MATERIAL SHOWN:
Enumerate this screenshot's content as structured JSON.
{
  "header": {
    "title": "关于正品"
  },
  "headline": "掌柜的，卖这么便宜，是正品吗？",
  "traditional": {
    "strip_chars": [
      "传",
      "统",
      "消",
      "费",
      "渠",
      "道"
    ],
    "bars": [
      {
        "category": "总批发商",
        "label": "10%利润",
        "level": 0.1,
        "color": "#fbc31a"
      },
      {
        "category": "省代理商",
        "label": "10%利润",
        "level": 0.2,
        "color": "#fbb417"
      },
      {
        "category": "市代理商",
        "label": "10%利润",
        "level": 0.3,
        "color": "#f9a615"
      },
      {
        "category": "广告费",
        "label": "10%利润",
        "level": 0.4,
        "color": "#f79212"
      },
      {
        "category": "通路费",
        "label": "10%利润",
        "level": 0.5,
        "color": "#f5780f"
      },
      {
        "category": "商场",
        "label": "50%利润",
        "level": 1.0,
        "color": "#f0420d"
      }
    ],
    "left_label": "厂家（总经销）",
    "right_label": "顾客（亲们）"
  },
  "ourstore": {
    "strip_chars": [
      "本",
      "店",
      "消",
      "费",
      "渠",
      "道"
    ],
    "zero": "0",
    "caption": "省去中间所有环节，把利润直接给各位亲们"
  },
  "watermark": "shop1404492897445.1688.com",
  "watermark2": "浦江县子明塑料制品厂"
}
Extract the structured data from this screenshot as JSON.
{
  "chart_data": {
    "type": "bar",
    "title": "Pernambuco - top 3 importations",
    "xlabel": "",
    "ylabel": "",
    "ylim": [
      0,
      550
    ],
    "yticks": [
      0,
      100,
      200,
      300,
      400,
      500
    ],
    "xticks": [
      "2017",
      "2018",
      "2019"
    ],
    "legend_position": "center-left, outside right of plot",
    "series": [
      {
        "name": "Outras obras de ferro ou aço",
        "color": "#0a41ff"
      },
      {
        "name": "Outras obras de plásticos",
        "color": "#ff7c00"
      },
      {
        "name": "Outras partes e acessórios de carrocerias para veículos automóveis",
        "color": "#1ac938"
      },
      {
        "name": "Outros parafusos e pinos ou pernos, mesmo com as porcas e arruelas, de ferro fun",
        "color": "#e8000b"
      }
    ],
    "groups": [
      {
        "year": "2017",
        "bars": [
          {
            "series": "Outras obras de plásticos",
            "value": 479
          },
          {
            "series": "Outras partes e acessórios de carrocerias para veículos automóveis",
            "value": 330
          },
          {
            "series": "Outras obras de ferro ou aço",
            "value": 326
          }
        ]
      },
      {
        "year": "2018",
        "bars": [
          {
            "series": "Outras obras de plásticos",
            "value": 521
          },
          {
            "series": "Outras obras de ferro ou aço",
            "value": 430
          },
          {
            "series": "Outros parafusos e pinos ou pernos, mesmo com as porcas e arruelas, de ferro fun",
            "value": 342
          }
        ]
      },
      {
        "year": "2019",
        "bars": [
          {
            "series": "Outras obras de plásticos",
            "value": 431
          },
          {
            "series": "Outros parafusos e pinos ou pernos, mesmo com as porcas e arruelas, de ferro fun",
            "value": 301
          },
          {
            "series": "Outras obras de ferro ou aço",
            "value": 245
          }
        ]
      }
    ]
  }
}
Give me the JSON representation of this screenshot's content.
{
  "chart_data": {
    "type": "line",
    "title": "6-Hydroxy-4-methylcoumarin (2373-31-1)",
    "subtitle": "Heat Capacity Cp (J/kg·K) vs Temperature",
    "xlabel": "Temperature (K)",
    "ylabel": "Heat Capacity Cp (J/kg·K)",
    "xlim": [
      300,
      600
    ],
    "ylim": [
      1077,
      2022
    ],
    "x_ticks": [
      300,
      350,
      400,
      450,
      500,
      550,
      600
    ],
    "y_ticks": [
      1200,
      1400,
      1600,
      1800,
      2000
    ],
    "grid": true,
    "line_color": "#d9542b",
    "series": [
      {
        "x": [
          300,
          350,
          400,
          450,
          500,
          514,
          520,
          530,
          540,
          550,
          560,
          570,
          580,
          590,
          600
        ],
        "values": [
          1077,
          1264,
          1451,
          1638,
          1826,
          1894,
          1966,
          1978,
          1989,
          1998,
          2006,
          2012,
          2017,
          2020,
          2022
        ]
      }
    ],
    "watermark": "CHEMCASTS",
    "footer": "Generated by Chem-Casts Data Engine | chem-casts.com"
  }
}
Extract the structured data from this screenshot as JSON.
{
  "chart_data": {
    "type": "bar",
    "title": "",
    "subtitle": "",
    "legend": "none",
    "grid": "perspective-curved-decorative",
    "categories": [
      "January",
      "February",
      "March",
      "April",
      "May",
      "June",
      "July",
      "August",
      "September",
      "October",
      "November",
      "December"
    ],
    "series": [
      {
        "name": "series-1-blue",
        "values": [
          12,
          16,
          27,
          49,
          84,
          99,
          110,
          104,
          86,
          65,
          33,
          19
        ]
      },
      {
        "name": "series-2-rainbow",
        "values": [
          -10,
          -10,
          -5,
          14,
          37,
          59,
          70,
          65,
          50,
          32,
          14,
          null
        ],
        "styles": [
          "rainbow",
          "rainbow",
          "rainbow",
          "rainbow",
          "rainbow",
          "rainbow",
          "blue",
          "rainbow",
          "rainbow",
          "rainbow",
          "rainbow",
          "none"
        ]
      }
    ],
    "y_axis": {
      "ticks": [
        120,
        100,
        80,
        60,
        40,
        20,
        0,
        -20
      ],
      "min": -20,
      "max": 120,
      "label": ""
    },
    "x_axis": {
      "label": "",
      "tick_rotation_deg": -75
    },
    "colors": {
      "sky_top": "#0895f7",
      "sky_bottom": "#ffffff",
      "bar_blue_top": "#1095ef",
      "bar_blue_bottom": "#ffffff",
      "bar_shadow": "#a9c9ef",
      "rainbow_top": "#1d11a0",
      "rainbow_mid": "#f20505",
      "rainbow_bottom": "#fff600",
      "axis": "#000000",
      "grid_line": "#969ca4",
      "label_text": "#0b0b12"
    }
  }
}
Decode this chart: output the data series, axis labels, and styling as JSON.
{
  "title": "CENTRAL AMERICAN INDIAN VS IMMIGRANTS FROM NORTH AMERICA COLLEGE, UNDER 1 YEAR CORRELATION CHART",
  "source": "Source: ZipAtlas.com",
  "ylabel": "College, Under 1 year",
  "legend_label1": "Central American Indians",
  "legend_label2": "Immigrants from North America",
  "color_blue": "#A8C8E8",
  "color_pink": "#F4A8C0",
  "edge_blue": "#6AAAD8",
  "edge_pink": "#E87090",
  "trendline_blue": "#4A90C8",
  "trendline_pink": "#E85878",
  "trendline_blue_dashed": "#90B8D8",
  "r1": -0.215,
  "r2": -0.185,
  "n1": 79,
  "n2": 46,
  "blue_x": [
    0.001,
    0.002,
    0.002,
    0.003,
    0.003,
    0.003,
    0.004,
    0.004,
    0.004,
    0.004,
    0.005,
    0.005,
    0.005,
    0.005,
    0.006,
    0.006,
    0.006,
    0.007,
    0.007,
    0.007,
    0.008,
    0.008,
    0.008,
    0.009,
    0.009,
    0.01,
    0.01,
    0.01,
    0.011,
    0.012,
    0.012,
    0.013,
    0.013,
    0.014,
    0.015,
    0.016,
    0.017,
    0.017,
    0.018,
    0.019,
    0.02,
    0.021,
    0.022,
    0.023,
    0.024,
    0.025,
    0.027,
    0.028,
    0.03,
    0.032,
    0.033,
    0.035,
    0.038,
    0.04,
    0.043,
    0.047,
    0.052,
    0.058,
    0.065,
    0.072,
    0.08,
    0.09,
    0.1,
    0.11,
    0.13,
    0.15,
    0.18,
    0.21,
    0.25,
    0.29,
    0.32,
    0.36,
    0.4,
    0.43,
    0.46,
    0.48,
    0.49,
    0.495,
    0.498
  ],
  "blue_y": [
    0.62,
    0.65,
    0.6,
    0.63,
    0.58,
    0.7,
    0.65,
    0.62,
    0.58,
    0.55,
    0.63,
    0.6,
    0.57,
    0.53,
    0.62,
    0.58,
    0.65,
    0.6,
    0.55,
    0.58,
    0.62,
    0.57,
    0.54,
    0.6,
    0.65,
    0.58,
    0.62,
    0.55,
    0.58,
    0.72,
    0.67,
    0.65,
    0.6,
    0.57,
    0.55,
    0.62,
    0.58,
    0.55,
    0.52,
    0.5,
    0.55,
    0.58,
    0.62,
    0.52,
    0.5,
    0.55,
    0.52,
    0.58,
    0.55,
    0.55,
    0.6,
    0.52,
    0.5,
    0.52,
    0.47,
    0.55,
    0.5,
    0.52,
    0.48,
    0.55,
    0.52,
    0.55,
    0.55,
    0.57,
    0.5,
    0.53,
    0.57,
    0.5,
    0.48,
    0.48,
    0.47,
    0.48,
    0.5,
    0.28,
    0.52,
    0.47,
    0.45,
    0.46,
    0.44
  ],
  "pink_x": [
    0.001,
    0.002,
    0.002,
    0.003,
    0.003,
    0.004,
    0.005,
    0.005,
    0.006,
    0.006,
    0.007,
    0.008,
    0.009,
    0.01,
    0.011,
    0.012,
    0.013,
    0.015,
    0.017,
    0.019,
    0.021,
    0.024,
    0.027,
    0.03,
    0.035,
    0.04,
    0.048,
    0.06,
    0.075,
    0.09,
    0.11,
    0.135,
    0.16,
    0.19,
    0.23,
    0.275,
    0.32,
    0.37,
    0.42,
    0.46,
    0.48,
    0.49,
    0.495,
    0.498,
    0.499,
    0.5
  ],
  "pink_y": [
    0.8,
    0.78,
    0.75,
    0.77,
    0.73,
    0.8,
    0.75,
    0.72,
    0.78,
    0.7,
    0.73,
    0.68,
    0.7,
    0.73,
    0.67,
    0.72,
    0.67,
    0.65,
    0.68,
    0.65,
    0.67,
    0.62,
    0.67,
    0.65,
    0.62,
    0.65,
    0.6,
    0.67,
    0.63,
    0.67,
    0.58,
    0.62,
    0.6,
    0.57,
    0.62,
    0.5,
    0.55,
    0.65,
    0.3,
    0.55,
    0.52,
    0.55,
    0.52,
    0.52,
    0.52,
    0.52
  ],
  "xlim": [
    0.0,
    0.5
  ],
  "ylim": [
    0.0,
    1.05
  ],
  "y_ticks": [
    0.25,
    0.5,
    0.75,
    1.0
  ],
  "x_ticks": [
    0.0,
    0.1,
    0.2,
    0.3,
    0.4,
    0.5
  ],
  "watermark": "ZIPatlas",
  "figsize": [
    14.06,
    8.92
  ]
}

EXERCISE OBJECTIVE: Gather every line from the entries above where the word "Heat" appears, and copy them.

CORRECT ANSWER:
    "subtitle": "Heat Capacity Cp (J/kg·K) vs Temperature",
    "ylabel": "Heat Capacity Cp (J/kg·K)",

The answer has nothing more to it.